Directive: Give every line from the entries that contains "COMPRAS".

***** Exercise input

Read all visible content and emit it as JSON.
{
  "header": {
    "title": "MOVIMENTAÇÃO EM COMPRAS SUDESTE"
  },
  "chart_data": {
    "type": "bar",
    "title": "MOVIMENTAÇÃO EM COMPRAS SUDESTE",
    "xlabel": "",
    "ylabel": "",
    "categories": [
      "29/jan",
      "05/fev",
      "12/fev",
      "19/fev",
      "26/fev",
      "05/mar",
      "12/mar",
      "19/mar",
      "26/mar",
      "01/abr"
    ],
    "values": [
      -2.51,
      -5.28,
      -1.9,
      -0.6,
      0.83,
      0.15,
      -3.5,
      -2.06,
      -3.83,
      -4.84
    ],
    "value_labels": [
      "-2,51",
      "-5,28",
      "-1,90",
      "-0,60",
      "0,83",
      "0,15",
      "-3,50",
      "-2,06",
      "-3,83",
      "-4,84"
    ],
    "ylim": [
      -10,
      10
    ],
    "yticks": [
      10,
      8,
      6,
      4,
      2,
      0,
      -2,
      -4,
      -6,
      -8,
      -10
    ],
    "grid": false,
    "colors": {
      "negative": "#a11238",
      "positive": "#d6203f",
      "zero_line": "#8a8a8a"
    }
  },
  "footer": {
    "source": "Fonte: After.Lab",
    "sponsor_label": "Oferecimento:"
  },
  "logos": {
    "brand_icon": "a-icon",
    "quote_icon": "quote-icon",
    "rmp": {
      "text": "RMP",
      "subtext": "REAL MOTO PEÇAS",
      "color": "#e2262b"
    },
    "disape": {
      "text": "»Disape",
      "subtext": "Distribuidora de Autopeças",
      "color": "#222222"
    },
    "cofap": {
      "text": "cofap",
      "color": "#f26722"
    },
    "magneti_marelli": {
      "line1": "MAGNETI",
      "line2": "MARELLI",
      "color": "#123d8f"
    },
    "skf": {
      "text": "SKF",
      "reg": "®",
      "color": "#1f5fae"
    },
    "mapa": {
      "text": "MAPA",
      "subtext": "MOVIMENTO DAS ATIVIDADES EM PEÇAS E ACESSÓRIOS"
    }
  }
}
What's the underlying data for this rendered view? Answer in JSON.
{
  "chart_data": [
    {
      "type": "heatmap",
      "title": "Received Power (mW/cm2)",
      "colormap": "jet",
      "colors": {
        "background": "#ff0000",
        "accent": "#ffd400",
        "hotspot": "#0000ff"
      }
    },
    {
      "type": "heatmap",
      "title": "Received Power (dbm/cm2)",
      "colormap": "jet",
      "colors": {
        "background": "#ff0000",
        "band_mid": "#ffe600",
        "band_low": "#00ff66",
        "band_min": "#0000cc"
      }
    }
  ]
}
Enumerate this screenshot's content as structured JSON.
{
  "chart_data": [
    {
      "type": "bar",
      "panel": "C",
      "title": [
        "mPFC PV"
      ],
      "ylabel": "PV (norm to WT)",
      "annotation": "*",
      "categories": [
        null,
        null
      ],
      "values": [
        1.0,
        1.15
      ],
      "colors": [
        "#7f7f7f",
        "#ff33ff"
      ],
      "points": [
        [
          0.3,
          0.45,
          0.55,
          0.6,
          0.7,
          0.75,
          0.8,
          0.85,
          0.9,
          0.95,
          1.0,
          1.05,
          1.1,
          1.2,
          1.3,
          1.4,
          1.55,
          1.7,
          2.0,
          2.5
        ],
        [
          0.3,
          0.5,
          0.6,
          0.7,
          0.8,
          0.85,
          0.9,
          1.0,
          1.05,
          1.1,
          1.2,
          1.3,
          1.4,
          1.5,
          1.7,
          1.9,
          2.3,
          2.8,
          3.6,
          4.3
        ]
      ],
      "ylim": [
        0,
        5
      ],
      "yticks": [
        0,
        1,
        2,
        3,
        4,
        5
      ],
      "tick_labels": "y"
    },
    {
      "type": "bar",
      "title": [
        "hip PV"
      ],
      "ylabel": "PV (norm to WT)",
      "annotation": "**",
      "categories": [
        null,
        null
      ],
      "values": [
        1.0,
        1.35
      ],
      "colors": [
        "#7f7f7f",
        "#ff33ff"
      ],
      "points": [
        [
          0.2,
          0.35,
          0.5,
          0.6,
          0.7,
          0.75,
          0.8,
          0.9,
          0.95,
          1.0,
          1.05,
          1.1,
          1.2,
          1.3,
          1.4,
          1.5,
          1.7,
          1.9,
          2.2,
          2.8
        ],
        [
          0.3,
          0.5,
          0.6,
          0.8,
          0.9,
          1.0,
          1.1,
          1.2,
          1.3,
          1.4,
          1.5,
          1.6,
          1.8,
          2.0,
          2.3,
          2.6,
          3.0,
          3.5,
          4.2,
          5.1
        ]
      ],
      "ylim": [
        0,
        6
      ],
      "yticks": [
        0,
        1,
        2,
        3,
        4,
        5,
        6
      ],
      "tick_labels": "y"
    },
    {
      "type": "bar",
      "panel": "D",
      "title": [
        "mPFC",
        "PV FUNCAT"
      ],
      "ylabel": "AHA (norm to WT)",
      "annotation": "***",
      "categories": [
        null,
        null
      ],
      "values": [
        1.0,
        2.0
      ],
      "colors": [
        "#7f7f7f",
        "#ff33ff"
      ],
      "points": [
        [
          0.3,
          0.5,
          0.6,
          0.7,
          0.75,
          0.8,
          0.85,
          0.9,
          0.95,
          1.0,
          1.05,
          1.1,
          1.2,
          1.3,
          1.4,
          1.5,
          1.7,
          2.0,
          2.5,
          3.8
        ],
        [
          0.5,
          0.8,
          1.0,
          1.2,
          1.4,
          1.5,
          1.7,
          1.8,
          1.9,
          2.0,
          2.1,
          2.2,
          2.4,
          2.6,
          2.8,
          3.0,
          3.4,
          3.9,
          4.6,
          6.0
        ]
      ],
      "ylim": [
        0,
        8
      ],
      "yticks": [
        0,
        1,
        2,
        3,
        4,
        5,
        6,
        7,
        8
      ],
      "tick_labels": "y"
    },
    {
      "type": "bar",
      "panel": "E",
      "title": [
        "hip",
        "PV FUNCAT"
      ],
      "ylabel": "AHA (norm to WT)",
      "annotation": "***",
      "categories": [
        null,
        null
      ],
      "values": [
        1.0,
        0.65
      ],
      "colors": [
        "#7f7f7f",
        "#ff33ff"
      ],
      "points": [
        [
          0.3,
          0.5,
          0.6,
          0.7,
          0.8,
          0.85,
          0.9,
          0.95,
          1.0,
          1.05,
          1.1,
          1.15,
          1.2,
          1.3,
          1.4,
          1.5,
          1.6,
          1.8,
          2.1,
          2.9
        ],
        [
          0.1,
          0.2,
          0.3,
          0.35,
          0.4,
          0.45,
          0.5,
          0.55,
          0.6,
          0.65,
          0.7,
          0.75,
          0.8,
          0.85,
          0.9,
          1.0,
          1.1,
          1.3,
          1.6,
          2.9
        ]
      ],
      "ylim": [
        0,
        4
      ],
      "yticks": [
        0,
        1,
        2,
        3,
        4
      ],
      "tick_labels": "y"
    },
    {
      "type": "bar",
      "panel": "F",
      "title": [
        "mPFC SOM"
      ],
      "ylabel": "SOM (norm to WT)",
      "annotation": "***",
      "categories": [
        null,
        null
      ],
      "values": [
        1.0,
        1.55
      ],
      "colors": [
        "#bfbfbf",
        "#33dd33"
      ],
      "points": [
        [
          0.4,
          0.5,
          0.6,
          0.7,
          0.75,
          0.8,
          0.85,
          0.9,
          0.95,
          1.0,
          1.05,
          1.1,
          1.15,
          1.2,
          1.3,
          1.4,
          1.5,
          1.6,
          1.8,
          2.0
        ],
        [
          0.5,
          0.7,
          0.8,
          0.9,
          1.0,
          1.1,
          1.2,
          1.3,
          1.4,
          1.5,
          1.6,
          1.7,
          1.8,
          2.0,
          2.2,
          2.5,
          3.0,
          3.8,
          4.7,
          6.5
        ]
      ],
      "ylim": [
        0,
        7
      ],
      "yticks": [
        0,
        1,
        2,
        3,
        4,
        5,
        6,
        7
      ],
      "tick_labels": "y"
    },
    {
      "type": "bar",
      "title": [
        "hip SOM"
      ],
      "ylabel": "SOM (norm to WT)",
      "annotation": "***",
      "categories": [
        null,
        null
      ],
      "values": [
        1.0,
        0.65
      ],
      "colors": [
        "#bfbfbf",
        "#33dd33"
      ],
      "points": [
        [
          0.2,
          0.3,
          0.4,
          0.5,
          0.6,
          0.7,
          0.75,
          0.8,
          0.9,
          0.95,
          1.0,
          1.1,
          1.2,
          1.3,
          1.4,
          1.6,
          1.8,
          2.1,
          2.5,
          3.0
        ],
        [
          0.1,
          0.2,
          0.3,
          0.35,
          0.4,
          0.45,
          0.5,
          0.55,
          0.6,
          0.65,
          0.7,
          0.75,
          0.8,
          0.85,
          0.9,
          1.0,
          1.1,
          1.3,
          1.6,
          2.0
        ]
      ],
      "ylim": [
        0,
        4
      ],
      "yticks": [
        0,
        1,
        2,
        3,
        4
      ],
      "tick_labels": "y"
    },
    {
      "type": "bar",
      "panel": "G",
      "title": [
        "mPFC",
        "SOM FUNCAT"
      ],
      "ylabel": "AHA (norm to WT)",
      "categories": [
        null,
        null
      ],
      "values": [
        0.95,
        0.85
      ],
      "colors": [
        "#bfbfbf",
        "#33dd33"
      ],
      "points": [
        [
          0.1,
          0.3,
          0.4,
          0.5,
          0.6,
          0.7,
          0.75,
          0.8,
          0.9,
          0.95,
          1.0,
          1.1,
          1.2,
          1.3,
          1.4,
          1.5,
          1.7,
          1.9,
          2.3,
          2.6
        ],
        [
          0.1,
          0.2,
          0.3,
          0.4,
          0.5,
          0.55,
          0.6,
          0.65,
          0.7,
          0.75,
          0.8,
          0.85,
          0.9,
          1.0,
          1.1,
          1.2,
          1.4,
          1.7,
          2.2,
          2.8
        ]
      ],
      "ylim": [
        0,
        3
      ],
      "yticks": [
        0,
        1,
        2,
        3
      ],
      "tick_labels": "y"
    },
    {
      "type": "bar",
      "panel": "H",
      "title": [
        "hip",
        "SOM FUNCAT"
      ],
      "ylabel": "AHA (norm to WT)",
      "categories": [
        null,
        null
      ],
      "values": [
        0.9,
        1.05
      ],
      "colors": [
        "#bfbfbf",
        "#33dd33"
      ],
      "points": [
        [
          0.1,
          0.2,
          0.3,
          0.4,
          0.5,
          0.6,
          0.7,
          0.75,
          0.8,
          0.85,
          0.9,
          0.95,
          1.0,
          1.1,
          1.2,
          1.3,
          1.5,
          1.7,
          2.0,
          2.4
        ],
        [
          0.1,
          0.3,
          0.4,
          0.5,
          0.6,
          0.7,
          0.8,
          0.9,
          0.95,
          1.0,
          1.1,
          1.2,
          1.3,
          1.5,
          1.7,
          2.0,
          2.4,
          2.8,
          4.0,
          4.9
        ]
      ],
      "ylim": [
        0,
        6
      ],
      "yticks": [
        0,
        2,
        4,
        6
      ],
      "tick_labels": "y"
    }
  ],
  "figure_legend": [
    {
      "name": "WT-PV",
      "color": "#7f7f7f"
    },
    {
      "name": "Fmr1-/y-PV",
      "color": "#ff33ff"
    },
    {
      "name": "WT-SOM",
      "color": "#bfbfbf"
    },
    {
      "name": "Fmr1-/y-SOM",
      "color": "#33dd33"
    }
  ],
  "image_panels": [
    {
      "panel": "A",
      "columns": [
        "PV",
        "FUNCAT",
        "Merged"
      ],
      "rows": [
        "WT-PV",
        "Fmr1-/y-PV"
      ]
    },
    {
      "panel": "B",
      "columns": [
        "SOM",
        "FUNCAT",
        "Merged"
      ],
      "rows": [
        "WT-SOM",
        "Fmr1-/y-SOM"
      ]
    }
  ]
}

**********

Written answer:
    "title": "MOVIMENTAÇÃO EM COMPRAS SUDESTE"
    "title": "MOVIMENTAÇÃO EM COMPRAS SUDESTE",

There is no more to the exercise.